== Data to process ==

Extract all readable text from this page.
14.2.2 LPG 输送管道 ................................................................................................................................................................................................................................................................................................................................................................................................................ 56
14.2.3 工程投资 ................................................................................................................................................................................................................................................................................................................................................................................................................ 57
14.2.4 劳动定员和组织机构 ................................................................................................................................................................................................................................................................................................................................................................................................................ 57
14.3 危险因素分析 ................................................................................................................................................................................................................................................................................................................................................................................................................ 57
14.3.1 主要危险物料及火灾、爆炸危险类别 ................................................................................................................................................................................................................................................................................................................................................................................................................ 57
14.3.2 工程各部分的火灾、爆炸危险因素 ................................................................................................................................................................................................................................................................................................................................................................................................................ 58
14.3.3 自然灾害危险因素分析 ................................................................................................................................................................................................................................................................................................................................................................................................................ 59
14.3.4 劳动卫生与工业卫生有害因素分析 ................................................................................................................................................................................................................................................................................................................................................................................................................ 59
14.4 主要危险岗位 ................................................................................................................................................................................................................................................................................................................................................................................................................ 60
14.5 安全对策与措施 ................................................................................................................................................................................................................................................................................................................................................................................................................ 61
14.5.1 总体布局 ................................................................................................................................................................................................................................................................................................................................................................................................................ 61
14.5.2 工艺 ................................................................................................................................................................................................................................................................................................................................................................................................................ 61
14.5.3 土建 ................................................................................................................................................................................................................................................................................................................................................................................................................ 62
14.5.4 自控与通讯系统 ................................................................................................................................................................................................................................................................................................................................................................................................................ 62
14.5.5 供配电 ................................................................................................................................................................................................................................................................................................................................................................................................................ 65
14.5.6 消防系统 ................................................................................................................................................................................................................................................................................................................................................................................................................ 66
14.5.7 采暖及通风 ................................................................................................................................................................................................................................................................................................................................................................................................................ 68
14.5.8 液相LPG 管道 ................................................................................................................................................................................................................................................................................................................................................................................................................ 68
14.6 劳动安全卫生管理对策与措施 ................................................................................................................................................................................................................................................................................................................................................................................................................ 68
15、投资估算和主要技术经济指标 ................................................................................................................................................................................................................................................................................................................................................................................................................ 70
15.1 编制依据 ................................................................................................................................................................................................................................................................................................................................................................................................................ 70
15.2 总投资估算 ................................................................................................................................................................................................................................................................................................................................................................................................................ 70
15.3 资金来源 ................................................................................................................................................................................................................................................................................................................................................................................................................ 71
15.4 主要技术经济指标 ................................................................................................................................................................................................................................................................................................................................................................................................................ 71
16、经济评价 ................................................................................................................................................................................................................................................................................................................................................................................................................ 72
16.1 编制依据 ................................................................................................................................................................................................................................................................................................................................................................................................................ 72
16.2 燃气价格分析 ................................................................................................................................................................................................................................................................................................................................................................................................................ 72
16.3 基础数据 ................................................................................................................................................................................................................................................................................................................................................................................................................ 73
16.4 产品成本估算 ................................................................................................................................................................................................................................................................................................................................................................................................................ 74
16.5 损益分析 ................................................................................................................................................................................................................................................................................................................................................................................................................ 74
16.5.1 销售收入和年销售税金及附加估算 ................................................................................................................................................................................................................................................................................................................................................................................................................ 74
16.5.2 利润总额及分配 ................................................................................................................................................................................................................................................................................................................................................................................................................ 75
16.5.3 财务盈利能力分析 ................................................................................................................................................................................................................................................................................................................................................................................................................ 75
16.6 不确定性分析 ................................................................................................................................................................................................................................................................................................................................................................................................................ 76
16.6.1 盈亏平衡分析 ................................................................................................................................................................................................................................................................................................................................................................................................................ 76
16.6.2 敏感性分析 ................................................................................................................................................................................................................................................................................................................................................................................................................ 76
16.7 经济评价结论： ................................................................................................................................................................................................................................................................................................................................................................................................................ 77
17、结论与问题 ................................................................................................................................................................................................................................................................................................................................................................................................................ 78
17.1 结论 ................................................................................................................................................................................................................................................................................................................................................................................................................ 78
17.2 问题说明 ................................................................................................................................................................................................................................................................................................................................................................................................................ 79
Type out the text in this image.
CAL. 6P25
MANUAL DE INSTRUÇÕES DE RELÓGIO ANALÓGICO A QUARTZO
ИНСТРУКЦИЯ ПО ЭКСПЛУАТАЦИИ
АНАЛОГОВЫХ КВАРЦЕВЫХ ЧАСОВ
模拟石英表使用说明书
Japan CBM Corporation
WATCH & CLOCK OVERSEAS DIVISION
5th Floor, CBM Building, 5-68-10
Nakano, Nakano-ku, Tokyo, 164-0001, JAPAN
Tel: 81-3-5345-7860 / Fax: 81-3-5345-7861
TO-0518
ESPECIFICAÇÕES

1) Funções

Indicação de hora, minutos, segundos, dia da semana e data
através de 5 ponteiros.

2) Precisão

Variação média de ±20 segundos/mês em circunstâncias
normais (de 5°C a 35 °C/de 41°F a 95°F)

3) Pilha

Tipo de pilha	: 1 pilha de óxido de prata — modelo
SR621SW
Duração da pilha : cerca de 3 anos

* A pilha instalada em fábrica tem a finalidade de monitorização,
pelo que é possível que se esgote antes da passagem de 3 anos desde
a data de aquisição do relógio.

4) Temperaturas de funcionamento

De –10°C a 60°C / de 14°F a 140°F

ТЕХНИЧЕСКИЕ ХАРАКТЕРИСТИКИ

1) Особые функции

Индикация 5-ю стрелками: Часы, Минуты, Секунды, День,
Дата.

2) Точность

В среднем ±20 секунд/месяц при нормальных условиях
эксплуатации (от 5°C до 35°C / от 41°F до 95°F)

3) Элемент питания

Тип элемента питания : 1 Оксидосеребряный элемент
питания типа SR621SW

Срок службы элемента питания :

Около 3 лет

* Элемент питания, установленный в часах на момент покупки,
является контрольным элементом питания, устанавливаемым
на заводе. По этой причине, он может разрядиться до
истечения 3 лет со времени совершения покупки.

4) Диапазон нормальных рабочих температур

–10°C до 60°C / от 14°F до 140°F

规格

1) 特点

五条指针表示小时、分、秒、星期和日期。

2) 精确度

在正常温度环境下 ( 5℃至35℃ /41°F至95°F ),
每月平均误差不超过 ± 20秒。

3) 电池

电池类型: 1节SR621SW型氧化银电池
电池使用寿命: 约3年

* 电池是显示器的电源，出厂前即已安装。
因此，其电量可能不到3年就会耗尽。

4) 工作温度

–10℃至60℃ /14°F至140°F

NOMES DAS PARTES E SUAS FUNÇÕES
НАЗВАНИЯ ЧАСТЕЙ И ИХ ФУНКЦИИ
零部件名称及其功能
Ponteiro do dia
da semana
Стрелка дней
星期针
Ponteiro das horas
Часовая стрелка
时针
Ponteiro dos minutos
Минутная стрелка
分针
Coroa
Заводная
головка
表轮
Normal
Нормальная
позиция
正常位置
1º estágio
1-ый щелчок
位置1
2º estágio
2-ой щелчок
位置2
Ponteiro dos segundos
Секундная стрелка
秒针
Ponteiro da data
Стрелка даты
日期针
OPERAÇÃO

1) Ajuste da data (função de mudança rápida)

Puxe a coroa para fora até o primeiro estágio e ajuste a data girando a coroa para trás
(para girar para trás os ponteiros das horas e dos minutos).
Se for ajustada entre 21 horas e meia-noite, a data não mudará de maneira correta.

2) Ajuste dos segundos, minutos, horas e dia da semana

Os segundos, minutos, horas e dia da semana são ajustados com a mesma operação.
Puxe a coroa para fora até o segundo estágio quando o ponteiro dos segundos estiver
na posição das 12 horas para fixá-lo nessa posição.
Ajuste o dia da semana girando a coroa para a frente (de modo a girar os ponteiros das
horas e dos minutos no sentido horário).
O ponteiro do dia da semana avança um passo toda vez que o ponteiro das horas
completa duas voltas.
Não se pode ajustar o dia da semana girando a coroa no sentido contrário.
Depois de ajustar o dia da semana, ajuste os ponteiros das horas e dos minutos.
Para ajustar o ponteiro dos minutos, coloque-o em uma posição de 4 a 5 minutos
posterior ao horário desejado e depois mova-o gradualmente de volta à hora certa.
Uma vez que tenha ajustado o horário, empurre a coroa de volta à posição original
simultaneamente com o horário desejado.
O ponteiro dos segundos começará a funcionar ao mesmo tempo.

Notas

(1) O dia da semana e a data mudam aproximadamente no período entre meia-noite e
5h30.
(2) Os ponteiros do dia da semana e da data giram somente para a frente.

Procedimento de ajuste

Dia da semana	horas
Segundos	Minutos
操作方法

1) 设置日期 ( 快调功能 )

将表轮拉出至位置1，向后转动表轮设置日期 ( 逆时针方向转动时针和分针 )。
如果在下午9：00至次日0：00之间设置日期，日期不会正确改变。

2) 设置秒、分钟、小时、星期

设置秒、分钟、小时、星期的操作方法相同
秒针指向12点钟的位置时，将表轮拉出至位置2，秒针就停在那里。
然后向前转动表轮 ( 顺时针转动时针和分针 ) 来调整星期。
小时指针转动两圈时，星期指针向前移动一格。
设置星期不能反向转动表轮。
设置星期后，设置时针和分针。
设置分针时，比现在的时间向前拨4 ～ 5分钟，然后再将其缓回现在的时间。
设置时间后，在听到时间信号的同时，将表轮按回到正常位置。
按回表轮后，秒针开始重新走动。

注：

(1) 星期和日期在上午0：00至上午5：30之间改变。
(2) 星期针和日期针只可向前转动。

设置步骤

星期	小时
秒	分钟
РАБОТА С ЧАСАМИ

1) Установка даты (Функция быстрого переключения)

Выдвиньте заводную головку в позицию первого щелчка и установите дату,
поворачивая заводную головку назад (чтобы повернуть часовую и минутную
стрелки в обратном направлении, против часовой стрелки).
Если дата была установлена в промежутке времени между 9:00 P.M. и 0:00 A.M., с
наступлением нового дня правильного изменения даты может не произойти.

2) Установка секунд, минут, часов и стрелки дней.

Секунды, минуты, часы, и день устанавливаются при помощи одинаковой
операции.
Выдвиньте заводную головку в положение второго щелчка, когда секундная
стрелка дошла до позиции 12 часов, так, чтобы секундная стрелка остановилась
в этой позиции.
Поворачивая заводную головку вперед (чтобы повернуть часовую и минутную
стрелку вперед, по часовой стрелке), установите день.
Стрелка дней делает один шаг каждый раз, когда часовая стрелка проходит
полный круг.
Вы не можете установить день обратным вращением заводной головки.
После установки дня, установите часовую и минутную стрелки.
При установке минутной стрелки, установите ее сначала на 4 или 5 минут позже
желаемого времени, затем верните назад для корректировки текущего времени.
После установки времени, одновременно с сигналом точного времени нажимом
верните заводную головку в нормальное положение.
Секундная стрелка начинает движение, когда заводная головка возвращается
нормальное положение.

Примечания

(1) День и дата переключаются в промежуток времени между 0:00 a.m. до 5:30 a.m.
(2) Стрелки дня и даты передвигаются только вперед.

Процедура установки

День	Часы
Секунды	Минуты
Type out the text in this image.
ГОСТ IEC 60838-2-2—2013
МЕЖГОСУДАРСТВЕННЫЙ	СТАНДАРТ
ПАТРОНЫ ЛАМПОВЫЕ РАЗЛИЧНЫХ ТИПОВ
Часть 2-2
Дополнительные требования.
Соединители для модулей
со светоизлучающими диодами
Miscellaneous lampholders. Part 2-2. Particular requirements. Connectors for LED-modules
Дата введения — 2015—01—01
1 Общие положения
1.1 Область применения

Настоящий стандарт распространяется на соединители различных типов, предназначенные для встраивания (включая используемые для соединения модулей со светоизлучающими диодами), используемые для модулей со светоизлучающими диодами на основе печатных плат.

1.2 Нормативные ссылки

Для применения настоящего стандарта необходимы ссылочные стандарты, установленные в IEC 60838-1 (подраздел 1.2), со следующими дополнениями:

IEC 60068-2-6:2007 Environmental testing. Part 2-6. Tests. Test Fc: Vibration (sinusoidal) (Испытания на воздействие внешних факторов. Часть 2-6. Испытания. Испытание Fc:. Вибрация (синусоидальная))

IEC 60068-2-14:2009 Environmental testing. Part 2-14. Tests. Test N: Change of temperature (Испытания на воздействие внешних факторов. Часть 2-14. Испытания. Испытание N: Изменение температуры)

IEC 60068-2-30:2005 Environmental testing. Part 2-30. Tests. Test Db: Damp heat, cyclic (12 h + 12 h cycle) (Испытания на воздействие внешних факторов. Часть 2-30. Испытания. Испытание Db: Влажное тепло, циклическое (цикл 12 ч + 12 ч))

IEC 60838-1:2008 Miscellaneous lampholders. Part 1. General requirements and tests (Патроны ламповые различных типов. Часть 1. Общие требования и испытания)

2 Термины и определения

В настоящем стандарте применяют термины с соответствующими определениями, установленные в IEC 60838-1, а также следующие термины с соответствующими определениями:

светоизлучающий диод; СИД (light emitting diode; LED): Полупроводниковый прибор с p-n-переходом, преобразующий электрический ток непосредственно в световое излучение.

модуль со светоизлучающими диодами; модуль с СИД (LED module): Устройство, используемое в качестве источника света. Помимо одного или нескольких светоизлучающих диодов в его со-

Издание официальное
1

===

Problem requirements:
Where a line above contains the string "дней", copy that line.

Response:
Стрелка дней
2) Установка секунд, минут, часов и стрелки дней.
Стрелка дней делает один шаг каждый раз, когда часовая стрелка проходит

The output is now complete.